■ Work required ■
Read the records below and copy each line that contains "satu".

■ Recorded data ■

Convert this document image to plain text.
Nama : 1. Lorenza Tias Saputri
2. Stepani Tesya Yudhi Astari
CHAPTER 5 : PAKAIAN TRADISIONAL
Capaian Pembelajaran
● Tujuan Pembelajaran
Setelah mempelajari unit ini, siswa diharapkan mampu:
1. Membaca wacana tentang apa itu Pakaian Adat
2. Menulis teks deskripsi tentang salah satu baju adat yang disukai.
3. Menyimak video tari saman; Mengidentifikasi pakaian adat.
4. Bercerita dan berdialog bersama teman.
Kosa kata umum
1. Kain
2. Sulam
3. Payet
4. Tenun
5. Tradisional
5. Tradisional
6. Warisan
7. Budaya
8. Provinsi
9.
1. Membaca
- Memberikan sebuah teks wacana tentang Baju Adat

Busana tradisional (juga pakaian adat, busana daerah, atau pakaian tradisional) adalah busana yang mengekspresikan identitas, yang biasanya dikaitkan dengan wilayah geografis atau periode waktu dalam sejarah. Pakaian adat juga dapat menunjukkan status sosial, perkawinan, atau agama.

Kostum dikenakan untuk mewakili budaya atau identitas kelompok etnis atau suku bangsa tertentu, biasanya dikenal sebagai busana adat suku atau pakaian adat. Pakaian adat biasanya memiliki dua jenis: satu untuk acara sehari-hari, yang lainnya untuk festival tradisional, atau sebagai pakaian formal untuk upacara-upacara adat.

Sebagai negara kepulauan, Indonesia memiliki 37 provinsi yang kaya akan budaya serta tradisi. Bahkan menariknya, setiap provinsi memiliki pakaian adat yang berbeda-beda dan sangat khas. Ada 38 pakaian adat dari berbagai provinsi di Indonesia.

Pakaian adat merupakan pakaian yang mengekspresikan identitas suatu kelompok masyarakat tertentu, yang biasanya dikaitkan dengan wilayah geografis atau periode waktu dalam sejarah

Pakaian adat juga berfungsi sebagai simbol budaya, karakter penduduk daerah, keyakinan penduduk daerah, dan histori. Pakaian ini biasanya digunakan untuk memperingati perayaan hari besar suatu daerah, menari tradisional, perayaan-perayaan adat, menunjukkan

■ Result below ■
2. Menulis teks deskripsi tentang salah satu baju adat yang disukai.
Kostum dikenakan untuk mewakili budaya atau identitas kelompok etnis atau suku bangsa tertentu, biasanya dikenal sebagai busana adat suku atau pakaian adat. Pakaian adat biasanya memiliki dua jenis: satu untuk acara sehari-hari, yang lainnya untuk festival tradisional, atau sebagai pakaian formal untuk upacara-upacara adat.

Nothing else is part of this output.